Exercise prompt = Reproduce the data that follows in its entirety, character for character.

[A run of records]
=======
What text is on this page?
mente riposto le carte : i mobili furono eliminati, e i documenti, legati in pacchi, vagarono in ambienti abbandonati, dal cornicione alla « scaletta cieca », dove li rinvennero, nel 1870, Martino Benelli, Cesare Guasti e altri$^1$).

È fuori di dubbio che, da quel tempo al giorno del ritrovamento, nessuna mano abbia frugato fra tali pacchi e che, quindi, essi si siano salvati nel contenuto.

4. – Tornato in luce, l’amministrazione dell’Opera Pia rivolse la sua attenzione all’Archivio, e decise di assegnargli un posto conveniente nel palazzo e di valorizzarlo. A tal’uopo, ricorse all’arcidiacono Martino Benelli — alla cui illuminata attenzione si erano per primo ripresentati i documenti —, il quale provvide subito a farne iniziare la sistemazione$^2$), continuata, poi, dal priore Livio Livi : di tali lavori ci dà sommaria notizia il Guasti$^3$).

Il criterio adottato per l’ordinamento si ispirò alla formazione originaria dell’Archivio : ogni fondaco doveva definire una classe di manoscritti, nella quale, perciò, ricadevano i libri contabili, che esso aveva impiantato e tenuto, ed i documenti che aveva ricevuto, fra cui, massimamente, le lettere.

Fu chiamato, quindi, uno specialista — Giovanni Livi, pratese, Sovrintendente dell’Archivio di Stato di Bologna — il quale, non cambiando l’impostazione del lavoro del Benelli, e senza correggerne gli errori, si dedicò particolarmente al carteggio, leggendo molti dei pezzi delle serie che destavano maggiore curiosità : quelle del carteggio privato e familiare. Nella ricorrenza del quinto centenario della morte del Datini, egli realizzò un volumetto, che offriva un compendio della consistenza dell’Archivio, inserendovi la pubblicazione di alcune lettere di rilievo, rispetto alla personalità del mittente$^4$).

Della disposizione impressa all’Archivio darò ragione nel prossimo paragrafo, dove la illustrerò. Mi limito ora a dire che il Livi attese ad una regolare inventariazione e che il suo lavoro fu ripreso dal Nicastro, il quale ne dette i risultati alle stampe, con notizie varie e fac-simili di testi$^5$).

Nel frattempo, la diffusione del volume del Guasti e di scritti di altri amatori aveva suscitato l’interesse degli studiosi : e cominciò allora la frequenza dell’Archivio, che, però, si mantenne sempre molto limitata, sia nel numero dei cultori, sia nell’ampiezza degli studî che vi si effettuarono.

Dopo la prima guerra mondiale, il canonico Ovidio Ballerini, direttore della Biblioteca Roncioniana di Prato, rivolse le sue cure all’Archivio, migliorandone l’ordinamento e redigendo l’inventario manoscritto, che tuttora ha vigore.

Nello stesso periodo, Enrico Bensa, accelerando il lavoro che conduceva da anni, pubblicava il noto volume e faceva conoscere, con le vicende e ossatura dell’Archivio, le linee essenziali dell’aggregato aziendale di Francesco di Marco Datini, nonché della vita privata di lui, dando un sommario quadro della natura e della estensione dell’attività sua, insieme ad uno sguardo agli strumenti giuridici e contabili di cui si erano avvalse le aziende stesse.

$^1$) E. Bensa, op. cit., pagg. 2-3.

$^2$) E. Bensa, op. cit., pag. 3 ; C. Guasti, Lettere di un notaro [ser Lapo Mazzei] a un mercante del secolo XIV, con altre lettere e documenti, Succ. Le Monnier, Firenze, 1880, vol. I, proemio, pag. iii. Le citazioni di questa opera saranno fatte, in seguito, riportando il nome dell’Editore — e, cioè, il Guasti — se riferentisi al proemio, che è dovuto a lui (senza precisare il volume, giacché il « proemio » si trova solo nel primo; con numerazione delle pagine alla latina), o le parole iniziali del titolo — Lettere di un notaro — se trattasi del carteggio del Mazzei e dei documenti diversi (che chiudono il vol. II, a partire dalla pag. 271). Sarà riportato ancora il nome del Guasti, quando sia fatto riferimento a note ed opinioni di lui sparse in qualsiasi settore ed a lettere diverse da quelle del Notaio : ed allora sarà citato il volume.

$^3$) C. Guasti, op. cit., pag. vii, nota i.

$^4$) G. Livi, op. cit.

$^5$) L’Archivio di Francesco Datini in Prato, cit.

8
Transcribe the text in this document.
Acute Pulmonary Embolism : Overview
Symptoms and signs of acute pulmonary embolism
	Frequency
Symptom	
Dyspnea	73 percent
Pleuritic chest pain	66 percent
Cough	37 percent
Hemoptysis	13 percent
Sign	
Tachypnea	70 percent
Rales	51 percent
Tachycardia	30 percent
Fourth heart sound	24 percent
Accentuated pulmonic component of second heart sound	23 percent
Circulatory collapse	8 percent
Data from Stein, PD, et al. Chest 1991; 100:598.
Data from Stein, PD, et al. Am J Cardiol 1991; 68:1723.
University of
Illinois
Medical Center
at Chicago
=======
Task answer =
What text is on this page?
mente riposto le carte : i mobili furono eliminati, e i documenti, legati in pacchi, vagarono in ambienti abbandonati, dal cornicione alla « scaletta cieca », dove li rinvennero, nel 1870, Martino Benelli, Cesare Guasti e altri$^1$).

È fuori di dubbio che, da quel tempo al giorno del ritrovamento, nessuna mano abbia frugato fra tali pacchi e che, quindi, essi si siano salvati nel contenuto.

4. – Tornato in luce, l’amministrazione dell’Opera Pia rivolse la sua attenzione all’Archivio, e decise di assegnargli un posto conveniente nel palazzo e di valorizzarlo. A tal’uopo, ricorse all’arcidiacono Martino Benelli — alla cui illuminata attenzione si erano per primo ripresentati i documenti —, il quale provvide subito a farne iniziare la sistemazione$^2$), continuata, poi, dal priore Livio Livi : di tali lavori ci dà sommaria notizia il Guasti$^3$).

Il criterio adottato per l’ordinamento si ispirò alla formazione originaria dell’Archivio : ogni fondaco doveva definire una classe di manoscritti, nella quale, perciò, ricadevano i libri contabili, che esso aveva impiantato e tenuto, ed i documenti che aveva ricevuto, fra cui, massimamente, le lettere.

Fu chiamato, quindi, uno specialista — Giovanni Livi, pratese, Sovrintendente dell’Archivio di Stato di Bologna — il quale, non cambiando l’impostazione del lavoro del Benelli, e senza correggerne gli errori, si dedicò particolarmente al carteggio, leggendo molti dei pezzi delle serie che destavano maggiore curiosità : quelle del carteggio privato e familiare. Nella ricorrenza del quinto centenario della morte del Datini, egli realizzò un volumetto, che offriva un compendio della consistenza dell’Archivio, inserendovi la pubblicazione di alcune lettere di rilievo, rispetto alla personalità del mittente$^4$).

Della disposizione impressa all’Archivio darò ragione nel prossimo paragrafo, dove la illustrerò. Mi limito ora a dire che il Livi attese ad una regolare inventariazione e che il suo lavoro fu ripreso dal Nicastro, il quale ne dette i risultati alle stampe, con notizie varie e fac-simili di testi$^5$).

Nel frattempo, la diffusione del volume del Guasti e di scritti di altri amatori aveva suscitato l’interesse degli studiosi : e cominciò allora la frequenza dell’Archivio, che, però, si mantenne sempre molto limitata, sia nel numero dei cultori, sia nell’ampiezza degli studî che vi si effettuarono.

Dopo la prima guerra mondiale, il canonico Ovidio Ballerini, direttore della Biblioteca Roncioniana di Prato, rivolse le sue cure all’Archivio, migliorandone l’ordinamento e redigendo l’inventario manoscritto, che tuttora ha vigore.

Nello stesso periodo, Enrico Bensa, accelerando il lavoro che conduceva da anni, pubblicava il noto volume e faceva conoscere, con le vicende e ossatura dell’Archivio, le linee essenziali dell’aggregato aziendale di Francesco di Marco Datini, nonché della vita privata di lui, dando un sommario quadro della natura e della estensione dell’attività sua, insieme ad uno sguardo agli strumenti giuridici e contabili di cui si erano avvalse le aziende stesse.

$^1$) E. Bensa, op. cit., pagg. 2-3.

$^2$) E. Bensa, op. cit., pag. 3 ; C. Guasti, Lettere di un notaro [ser Lapo Mazzei] a un mercante del secolo XIV, con altre lettere e documenti, Succ. Le Monnier, Firenze, 1880, vol. I, proemio, pag. iii. Le citazioni di questa opera saranno fatte, in seguito, riportando il nome dell’Editore — e, cioè, il Guasti — se riferentisi al proemio, che è dovuto a lui (senza precisare il volume, giacché il « proemio » si trova solo nel primo; con numerazione delle pagine alla latina), o le parole iniziali del titolo — Lettere di un notaro — se trattasi del carteggio del Mazzei e dei documenti diversi (che chiudono il vol. II, a partire dalla pag. 271). Sarà riportato ancora il nome del Guasti, quando sia fatto riferimento a note ed opinioni di lui sparse in qualsiasi settore ed a lettere diverse da quelle del Notaio : ed allora sarà citato il volume.

$^3$) C. Guasti, op. cit., pag. vii, nota i.

$^4$) G. Livi, op. cit.

$^5$) L’Archivio di Francesco Datini in Prato, cit.

8
Transcribe the text in this document.
Acute Pulmonary Embolism : Overview
Symptoms and signs of acute pulmonary embolism
	Frequency
Symptom	
Dyspnea	73 percent
Pleuritic chest pain	66 percent
Cough	37 percent
Hemoptysis	13 percent
Sign	
Tachypnea	70 percent
Rales	51 percent
Tachycardia	30 percent
Fourth heart sound	24 percent
Accentuated pulmonic component of second heart sound	23 percent
Circulatory collapse	8 percent
Data from Stein, PD, et al. Chest 1991; 100:598.
Data from Stein, PD, et al. Am J Cardiol 1991; 68:1723.
University of
Illinois
Medical Center
at Chicago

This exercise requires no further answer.